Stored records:

■ ■ ■

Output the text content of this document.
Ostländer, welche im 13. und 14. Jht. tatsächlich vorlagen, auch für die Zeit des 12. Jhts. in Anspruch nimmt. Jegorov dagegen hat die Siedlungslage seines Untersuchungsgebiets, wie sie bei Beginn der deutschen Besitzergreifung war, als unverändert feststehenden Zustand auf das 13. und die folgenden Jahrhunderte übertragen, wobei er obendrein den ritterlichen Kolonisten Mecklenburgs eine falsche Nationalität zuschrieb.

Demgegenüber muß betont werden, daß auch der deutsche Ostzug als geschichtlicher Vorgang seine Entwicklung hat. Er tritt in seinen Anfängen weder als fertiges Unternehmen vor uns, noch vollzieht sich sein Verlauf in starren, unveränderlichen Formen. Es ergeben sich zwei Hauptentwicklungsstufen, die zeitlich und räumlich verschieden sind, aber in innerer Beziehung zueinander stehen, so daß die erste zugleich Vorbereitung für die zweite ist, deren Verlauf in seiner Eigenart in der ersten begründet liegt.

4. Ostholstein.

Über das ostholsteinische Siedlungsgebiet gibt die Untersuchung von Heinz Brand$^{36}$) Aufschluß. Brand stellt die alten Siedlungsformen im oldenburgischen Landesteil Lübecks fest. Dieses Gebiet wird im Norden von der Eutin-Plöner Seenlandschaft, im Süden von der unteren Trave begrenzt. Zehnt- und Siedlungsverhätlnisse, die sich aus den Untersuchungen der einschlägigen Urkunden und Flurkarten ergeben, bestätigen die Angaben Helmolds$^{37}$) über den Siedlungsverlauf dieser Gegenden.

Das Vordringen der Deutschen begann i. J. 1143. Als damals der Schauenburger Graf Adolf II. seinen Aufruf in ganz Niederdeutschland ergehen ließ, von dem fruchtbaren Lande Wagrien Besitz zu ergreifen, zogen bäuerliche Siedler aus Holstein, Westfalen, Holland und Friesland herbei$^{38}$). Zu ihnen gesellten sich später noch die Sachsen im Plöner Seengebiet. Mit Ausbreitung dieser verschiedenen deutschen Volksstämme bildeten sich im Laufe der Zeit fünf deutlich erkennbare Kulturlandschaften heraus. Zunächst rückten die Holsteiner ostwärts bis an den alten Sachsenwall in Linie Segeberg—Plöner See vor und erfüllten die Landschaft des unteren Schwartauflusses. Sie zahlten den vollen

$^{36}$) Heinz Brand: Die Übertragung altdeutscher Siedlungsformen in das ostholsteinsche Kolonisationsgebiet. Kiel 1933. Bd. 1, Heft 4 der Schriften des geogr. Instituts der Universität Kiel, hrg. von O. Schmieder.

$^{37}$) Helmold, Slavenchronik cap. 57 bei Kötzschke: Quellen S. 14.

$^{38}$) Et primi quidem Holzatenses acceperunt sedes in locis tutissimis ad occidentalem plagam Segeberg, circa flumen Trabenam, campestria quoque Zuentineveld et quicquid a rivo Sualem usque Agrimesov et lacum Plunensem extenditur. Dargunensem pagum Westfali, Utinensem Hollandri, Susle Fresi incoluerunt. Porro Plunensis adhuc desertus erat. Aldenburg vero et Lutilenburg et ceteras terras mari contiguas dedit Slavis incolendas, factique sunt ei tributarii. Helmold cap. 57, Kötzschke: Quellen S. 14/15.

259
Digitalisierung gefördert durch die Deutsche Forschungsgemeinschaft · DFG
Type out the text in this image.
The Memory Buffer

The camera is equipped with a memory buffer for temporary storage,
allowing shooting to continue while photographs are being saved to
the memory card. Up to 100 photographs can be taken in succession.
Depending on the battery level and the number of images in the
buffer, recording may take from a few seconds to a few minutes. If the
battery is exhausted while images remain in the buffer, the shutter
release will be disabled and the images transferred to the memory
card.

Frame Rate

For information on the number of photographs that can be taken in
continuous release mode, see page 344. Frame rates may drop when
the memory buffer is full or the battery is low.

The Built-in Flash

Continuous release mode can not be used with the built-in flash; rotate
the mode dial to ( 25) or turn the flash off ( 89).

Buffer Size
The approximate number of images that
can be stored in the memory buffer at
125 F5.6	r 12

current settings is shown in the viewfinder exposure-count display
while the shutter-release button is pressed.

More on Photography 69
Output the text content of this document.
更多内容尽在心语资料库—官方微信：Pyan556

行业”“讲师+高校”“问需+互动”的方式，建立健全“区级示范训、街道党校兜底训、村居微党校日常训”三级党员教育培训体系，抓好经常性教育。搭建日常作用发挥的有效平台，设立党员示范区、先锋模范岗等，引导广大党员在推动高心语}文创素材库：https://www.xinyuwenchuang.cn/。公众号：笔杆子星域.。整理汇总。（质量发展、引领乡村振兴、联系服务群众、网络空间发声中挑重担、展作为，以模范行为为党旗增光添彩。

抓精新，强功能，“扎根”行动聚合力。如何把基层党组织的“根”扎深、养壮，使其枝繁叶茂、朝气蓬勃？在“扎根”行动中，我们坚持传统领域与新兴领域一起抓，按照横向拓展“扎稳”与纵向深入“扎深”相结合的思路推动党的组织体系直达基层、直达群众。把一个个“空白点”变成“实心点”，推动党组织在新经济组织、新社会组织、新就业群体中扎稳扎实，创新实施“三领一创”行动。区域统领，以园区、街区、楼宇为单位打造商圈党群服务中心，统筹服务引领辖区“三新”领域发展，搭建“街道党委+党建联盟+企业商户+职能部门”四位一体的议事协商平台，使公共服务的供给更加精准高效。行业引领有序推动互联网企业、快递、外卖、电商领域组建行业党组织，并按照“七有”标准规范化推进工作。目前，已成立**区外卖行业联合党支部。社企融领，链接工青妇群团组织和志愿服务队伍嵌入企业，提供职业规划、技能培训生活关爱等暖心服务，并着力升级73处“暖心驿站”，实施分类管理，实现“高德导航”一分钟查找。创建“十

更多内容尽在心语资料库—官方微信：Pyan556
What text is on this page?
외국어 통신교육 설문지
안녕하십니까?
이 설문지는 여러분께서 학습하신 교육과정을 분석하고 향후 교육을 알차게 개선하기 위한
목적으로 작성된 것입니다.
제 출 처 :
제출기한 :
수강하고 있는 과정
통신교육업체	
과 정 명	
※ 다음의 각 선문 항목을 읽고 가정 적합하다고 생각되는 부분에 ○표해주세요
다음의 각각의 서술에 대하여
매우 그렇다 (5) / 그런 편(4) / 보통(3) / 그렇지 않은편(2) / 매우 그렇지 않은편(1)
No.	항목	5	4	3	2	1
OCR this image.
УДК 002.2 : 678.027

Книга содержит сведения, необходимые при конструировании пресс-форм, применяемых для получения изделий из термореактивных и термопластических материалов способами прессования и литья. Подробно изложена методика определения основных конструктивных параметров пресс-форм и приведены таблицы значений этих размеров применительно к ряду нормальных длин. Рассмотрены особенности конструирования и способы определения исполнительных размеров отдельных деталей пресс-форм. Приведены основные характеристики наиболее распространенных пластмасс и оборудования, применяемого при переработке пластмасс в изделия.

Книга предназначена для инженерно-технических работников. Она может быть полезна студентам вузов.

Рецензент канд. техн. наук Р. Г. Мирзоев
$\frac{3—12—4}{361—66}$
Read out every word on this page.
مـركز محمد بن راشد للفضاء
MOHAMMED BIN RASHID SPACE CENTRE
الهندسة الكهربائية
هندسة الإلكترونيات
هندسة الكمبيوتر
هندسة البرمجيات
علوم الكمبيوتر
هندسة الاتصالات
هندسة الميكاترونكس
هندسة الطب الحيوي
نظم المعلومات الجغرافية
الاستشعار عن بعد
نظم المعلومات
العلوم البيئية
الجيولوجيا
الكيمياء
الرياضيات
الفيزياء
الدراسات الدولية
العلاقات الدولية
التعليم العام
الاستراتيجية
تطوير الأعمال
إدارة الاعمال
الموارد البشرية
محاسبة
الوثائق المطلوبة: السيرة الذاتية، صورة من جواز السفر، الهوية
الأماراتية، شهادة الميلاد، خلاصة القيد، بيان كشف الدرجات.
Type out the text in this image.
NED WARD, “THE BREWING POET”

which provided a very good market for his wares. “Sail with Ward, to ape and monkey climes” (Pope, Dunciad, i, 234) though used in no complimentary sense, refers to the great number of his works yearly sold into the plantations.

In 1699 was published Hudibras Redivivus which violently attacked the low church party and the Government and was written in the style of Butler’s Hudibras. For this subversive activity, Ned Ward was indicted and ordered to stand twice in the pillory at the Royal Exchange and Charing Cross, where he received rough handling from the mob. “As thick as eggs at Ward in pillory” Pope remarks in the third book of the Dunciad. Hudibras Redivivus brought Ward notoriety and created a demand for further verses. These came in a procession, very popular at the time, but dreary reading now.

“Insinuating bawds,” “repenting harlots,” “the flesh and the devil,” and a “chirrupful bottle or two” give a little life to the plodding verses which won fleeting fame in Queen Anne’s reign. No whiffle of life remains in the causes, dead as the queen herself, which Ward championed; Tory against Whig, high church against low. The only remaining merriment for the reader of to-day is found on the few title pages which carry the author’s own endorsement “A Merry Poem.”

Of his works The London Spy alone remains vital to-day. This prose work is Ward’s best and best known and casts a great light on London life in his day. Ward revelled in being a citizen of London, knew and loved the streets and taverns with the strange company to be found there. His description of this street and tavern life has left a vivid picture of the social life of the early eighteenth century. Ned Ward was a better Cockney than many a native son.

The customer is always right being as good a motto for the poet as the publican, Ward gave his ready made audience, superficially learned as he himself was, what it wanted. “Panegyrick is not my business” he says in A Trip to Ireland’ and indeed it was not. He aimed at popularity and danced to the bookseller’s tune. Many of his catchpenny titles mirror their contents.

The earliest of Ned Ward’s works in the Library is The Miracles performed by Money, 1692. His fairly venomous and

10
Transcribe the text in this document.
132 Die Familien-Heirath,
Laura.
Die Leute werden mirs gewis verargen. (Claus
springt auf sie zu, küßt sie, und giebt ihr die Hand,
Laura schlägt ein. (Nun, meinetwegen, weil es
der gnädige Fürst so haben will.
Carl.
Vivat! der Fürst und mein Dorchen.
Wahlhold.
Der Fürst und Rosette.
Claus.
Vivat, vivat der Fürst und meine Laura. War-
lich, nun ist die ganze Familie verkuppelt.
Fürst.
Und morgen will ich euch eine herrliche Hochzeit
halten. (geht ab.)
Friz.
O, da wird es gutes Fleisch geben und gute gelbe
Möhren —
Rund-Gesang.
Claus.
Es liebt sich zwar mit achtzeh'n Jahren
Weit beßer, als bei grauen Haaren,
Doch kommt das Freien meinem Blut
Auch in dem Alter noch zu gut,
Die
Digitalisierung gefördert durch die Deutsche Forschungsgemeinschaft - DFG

■ ■ ■

WHAT IS EXPECTED | Pull out every line of the entries that includes the word "taken".

THE OUTPUT |
the memory card. Up to 100 photographs can be taken in succession.
For information on the number of photographs that can be taken in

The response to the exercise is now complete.